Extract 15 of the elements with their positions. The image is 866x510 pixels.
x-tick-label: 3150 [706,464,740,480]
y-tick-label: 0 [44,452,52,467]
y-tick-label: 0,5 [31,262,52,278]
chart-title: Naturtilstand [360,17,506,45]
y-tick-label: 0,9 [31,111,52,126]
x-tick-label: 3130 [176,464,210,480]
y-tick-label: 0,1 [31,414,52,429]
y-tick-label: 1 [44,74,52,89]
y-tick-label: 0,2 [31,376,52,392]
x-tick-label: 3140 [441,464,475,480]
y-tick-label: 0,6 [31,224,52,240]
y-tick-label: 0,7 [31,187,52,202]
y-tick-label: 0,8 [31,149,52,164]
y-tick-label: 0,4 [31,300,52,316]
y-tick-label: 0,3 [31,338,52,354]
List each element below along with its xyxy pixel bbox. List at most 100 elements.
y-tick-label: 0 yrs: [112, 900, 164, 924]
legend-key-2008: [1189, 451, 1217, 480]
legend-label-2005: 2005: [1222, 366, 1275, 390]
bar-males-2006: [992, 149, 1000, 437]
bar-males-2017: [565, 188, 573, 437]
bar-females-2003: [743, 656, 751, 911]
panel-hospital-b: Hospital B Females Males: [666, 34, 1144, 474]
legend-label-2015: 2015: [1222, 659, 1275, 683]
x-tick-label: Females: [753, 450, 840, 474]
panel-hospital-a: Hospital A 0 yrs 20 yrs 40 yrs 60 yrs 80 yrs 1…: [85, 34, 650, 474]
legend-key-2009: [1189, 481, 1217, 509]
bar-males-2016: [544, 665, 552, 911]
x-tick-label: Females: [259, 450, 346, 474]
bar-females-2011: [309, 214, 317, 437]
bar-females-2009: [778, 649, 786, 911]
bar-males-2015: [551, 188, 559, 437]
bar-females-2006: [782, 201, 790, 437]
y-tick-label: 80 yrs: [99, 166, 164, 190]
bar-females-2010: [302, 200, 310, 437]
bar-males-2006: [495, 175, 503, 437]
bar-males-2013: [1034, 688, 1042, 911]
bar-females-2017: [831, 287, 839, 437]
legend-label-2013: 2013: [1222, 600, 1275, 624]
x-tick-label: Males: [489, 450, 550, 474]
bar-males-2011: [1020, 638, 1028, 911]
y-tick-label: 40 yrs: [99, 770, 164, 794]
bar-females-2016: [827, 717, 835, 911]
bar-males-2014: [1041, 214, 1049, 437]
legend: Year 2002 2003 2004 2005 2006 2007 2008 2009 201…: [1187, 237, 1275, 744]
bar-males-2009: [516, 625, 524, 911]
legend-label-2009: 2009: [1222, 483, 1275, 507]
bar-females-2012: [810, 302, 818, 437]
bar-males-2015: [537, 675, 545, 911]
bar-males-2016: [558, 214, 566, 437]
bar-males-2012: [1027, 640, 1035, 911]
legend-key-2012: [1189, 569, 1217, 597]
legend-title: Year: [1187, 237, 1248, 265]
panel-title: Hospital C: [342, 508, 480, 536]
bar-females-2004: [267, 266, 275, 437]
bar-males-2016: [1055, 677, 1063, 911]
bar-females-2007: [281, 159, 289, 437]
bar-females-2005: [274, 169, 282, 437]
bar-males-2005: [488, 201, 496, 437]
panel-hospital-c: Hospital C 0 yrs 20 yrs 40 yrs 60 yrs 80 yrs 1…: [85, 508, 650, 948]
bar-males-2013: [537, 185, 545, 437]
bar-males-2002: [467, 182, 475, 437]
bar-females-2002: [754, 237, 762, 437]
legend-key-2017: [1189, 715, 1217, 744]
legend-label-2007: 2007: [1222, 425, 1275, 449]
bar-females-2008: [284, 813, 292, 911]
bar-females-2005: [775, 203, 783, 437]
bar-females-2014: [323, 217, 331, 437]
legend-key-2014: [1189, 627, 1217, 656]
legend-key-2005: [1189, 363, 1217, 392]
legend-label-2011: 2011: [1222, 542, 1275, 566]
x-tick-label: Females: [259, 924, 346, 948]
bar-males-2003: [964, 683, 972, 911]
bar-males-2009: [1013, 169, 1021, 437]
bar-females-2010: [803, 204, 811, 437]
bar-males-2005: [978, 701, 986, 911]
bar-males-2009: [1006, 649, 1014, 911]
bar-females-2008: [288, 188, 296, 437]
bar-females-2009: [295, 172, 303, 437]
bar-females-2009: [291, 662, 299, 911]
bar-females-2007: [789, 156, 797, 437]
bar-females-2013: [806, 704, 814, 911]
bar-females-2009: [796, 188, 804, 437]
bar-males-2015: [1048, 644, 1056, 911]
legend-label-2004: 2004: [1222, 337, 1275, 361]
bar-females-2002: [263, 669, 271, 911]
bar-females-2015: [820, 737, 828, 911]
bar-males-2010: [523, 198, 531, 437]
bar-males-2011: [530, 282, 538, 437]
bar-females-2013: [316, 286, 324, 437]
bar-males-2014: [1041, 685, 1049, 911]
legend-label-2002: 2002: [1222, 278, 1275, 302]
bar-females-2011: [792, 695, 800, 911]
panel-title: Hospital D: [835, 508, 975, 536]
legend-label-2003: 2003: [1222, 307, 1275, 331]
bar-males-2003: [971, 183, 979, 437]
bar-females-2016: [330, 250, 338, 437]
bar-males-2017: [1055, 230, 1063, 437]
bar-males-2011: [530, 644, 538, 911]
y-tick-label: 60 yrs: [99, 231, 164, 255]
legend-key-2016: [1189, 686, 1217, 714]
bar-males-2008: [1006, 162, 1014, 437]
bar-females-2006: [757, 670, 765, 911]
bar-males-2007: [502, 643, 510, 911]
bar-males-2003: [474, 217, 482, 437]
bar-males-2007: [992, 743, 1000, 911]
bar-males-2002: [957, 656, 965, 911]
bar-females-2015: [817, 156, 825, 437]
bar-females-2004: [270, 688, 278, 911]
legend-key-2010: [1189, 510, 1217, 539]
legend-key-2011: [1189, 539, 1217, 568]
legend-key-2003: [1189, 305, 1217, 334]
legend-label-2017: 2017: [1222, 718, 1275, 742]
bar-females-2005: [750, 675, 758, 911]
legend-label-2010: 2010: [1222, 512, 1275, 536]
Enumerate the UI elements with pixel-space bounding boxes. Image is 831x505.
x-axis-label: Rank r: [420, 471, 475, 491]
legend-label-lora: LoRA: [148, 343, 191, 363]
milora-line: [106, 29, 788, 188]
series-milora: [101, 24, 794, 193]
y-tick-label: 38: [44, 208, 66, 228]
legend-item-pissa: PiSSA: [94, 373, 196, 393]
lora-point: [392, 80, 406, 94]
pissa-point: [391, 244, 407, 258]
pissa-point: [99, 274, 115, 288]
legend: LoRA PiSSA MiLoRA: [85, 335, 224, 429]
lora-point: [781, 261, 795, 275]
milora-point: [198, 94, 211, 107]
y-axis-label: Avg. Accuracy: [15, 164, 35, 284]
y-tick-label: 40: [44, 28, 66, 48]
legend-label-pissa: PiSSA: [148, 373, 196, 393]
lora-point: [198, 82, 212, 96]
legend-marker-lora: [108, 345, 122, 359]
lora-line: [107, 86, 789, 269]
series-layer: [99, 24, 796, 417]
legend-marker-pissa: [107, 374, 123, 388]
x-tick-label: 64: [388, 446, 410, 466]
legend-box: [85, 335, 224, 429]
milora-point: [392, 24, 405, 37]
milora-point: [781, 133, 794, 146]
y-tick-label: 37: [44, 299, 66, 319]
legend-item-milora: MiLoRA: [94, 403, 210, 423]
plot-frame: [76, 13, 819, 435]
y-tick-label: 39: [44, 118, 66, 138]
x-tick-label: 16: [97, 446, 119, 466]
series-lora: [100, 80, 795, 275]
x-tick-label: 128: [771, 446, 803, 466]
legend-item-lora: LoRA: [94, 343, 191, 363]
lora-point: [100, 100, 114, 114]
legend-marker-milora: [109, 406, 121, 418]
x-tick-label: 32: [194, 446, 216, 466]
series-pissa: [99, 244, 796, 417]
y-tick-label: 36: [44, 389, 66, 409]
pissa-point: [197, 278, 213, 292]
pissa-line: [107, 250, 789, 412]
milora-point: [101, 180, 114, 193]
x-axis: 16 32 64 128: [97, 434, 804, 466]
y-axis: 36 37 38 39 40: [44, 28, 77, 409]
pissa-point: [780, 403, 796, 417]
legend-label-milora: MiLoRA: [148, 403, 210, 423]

## TASK GOAL
Swap "Naturtilstand" for "Natural state" in the lines starting at the first line and ending at the line that contains "y-tick-label: 40 yrs: [99, 770, 164, 794]", and give those lines back with nothing else changed.

## SOLUTION TO THE EXERCISE
Extract 15 of the elements with their positions. The image is 866x510 pixels.
x-tick-label: 3150 [706,464,740,480]
y-tick-label: 0 [44,452,52,467]
y-tick-label: 0,5 [31,262,52,278]
chart-title: Natural state [360,17,506,45]
y-tick-label: 0,9 [31,111,52,126]
x-tick-label: 3130 [176,464,210,480]
y-tick-label: 0,1 [31,414,52,429]
y-tick-label: 1 [44,74,52,89]
y-tick-label: 0,2 [31,376,52,392]
x-tick-label: 3140 [441,464,475,480]
y-tick-label: 0,6 [31,224,52,240]
y-tick-label: 0,7 [31,187,52,202]
y-tick-label: 0,8 [31,149,52,164]
y-tick-label: 0,4 [31,300,52,316]
y-tick-label: 0,3 [31,338,52,354]
List each element below along with its xyxy pixel bbox. List at most 100 elements.
y-tick-label: 0 yrs: [112, 900, 164, 924]
legend-key-2008: [1189, 451, 1217, 480]
legend-label-2005: 2005: [1222, 366, 1275, 390]
bar-males-2006: [992, 149, 1000, 437]
bar-males-2017: [565, 188, 573, 437]
bar-females-2003: [743, 656, 751, 911]
panel-hospital-b: Hospital B Females Males: [666, 34, 1144, 474]
legend-label-2015: 2015: [1222, 659, 1275, 683]
x-tick-label: Females: [753, 450, 840, 474]
panel-hospital-a: Hospital A 0 yrs 20 yrs 40 yrs 60 yrs 80 yrs 1…: [85, 34, 650, 474]
legend-key-2009: [1189, 481, 1217, 509]
bar-males-2016: [544, 665, 552, 911]
x-tick-label: Females: [259, 450, 346, 474]
bar-females-2011: [309, 214, 317, 437]
bar-females-2009: [778, 649, 786, 911]
bar-males-2015: [551, 188, 559, 437]
bar-females-2006: [782, 201, 790, 437]
y-tick-label: 80 yrs: [99, 166, 164, 190]
bar-females-2010: [302, 200, 310, 437]
bar-males-2006: [495, 175, 503, 437]
bar-males-2013: [1034, 688, 1042, 911]
bar-females-2017: [831, 287, 839, 437]
legend-label-2013: 2013: [1222, 600, 1275, 624]
x-tick-label: Males: [489, 450, 550, 474]
bar-males-2011: [1020, 638, 1028, 911]
y-tick-label: 40 yrs: [99, 770, 164, 794]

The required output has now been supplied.